### WORK TO COMPLETE
In the entries below, find the lines that contain the word "dollars" and copy them.

[Figure dataset records]

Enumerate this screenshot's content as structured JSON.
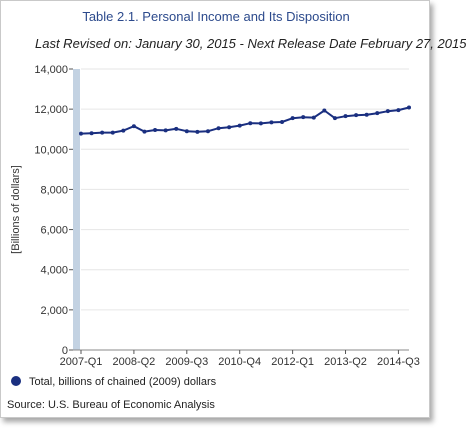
{
  "header": {
    "title": "Table 2.1. Personal Income and Its Disposition",
    "subtitle": "Last Revised on: January 30, 2015 - Next Release Date February 27, 2015"
  },
  "colors": {
    "line": "#1a2f80",
    "axis_bar": "#c3d2e2",
    "grid": "#e6e6e6",
    "title": "#2c4a8c"
  },
  "legend": {
    "label": "Total, billions of chained (2009) dollars"
  },
  "footer": {
    "source": "Source: U.S. Bureau of Economic Analysis"
  },
  "chart_data": {
    "type": "line",
    "title": "Table 2.1. Personal Income and Its Disposition",
    "xlabel": "",
    "ylabel": "[Billions of dollars]",
    "ylim": [
      0,
      14000
    ],
    "yticks": [
      0,
      2000,
      4000,
      6000,
      8000,
      10000,
      12000,
      14000
    ],
    "ytick_labels": [
      "0",
      "2,000",
      "4,000",
      "6,000",
      "8,000",
      "10,000",
      "12,000",
      "14,000"
    ],
    "x": [
      "2007-Q1",
      "2007-Q2",
      "2007-Q3",
      "2007-Q4",
      "2008-Q1",
      "2008-Q2",
      "2008-Q3",
      "2008-Q4",
      "2009-Q1",
      "2009-Q2",
      "2009-Q3",
      "2009-Q4",
      "2010-Q1",
      "2010-Q2",
      "2010-Q3",
      "2010-Q4",
      "2011-Q1",
      "2011-Q2",
      "2011-Q3",
      "2011-Q4",
      "2012-Q1",
      "2012-Q2",
      "2012-Q3",
      "2012-Q4",
      "2013-Q1",
      "2013-Q2",
      "2013-Q3",
      "2013-Q4",
      "2014-Q1",
      "2014-Q2",
      "2014-Q3",
      "2014-Q4"
    ],
    "xtick_labels": [
      "2007-Q1",
      "2008-Q2",
      "2009-Q3",
      "2010-Q4",
      "2012-Q1",
      "2013-Q2",
      "2014-Q3"
    ],
    "grid": true,
    "legend_position": "bottom-left",
    "series": [
      {
        "name": "Total, billions of chained (2009) dollars",
        "values": [
          10780,
          10800,
          10830,
          10830,
          10930,
          11150,
          10880,
          10960,
          10940,
          11020,
          10900,
          10870,
          10900,
          11050,
          11100,
          11180,
          11300,
          11290,
          11340,
          11360,
          11550,
          11600,
          11580,
          11930,
          11550,
          11650,
          11700,
          11720,
          11800,
          11900,
          11950,
          12080
        ]
      }
    ]
  }
}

### RESPONSE TO THIS EXERCISE
    "label": "Total, billions of chained (2009) dollars"
    "ylabel": "[Billions of dollars]",
        "name": "Total, billions of chained (2009) dollars",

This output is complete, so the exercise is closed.